__Work to be completed__.
Please copy all the lines that follow, word for word.

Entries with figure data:
####################

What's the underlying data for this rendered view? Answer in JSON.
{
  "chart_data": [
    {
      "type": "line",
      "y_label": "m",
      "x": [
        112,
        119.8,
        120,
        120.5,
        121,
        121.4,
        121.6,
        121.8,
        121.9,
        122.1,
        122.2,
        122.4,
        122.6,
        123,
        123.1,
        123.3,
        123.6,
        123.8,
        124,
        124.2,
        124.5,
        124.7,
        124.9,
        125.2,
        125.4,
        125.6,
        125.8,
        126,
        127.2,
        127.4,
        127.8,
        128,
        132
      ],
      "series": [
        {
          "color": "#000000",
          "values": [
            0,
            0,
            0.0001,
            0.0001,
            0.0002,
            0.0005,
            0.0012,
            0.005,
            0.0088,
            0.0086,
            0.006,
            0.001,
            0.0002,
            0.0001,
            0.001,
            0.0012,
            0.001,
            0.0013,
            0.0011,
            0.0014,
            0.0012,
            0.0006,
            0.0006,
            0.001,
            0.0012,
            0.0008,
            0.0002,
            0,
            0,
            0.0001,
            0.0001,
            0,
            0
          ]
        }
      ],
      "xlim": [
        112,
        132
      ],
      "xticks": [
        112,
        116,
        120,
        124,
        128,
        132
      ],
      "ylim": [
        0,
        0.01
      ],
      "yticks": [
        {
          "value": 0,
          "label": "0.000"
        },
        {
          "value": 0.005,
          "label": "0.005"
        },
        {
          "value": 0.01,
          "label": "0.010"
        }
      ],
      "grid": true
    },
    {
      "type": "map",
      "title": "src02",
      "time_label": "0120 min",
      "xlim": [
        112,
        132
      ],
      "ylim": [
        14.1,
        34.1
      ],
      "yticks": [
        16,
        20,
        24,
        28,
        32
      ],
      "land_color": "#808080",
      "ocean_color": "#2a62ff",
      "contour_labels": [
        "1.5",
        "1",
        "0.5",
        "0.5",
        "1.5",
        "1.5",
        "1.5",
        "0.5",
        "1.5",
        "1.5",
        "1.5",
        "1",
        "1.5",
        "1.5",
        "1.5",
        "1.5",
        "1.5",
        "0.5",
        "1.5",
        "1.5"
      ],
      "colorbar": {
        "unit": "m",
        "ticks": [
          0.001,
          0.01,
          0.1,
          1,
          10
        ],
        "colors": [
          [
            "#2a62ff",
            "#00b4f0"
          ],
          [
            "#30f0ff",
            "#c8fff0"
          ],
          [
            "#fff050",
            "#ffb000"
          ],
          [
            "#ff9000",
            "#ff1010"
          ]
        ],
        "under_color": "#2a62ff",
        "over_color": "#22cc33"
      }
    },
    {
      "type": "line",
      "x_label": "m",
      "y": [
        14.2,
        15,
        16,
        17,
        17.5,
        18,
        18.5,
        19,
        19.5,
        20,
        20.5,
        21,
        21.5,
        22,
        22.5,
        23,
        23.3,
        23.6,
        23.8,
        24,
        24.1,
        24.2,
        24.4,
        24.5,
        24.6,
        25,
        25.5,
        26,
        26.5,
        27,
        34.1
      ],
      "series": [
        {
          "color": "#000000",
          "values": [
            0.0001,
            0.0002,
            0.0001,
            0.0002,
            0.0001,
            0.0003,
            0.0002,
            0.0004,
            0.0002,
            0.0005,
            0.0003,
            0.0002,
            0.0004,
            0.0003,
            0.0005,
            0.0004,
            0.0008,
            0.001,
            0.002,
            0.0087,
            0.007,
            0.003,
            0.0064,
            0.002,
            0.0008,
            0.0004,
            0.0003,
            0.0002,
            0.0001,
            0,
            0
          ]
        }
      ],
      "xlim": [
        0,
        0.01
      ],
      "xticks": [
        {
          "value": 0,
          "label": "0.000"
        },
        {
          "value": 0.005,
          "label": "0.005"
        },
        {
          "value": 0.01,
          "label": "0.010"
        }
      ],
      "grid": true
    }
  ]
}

####################

__Exercise answer__.
What's the underlying data for this rendered view? Answer in JSON.
{
  "chart_data": [
    {
      "type": "line",
      "y_label": "m",
      "x": [
        112,
        119.8,
        120,
        120.5,
        121,
        121.4,
        121.6,
        121.8,
        121.9,
        122.1,
        122.2,
        122.4,
        122.6,
        123,
        123.1,
        123.3,
        123.6,
        123.8,
        124,
        124.2,
        124.5,
        124.7,
        124.9,
        125.2,
        125.4,
        125.6,
        125.8,
        126,
        127.2,
        127.4,
        127.8,
        128,
        132
      ],
      "series": [
        {
          "color": "#000000",
          "values": [
            0,
            0,
            0.0001,
            0.0001,
            0.0002,
            0.0005,
            0.0012,
            0.005,
            0.0088,
            0.0086,
            0.006,
            0.001,
            0.0002,
            0.0001,
            0.001,
            0.0012,
            0.001,
            0.0013,
            0.0011,
            0.0014,
            0.0012,
            0.0006,
            0.0006,
            0.001,
            0.0012,
            0.0008,
            0.0002,
            0,
            0,
            0.0001,
            0.0001,
            0,
            0
          ]
        }
      ],
      "xlim": [
        112,
        132
      ],
      "xticks": [
        112,
        116,
        120,
        124,
        128,
        132
      ],
      "ylim": [
        0,
        0.01
      ],
      "yticks": [
        {
          "value": 0,
          "label": "0.000"
        },
        {
          "value": 0.005,
          "label": "0.005"
        },
        {
          "value": 0.01,
          "label": "0.010"
        }
      ],
      "grid": true
    },
    {
      "type": "map",
      "title": "src02",
      "time_label": "0120 min",
      "xlim": [
        112,
        132
      ],
      "ylim": [
        14.1,
        34.1
      ],
      "yticks": [
        16,
        20,
        24,
        28,
        32
      ],
      "land_color": "#808080",
      "ocean_color": "#2a62ff",
      "contour_labels": [
        "1.5",
        "1",
        "0.5",
        "0.5",
        "1.5",
        "1.5",
        "1.5",
        "0.5",
        "1.5",
        "1.5",
        "1.5",
        "1",
        "1.5",
        "1.5",
        "1.5",
        "1.5",
        "1.5",
        "0.5",
        "1.5",
        "1.5"
      ],
      "colorbar": {
        "unit": "m",
        "ticks": [
          0.001,
          0.01,
          0.1,
          1,
          10
        ],
        "colors": [
          [
            "#2a62ff",
            "#00b4f0"
          ],
          [
            "#30f0ff",
            "#c8fff0"
          ],
          [
            "#fff050",
            "#ffb000"
          ],
          [
            "#ff9000",
            "#ff1010"
          ]
        ],
        "under_color": "#2a62ff",
        "over_color": "#22cc33"
      }
    },
    {
      "type": "line",
      "x_label": "m",
      "y": [
        14.2,
        15,
        16,
        17,
        17.5,
        18,
        18.5,
        19,
        19.5,
        20,
        20.5,
        21,
        21.5,
        22,
        22.5,
        23,
        23.3,
        23.6,
        23.8,
        24,
        24.1,
        24.2,
        24.4,
        24.5,
        24.6,
        25,
        25.5,
        26,
        26.5,
        27,
        34.1
      ],
      "series": [
        {
          "color": "#000000",
          "values": [
            0.0001,
            0.0002,
            0.0001,
            0.0002,
            0.0001,
            0.0003,
            0.0002,
            0.0004,
            0.0002,
            0.0005,
            0.0003,
            0.0002,
            0.0004,
            0.0003,
            0.0005,
            0.0004,
            0.0008,
            0.001,
            0.002,
            0.0087,
            0.007,
            0.003,
            0.0064,
            0.002,
            0.0008,
            0.0004,
            0.0003,
            0.0002,
            0.0001,
            0,
            0
          ]
        }
      ],
      "xlim": [
        0,
        0.01
      ],
      "xticks": [
        {
          "value": 0,
          "label": "0.000"
        },
        {
          "value": 0.005,
          "label": "0.005"
        },
        {
          "value": 0.01,
          "label": "0.010"
        }
      ],
      "grid": true
    }
  ]
}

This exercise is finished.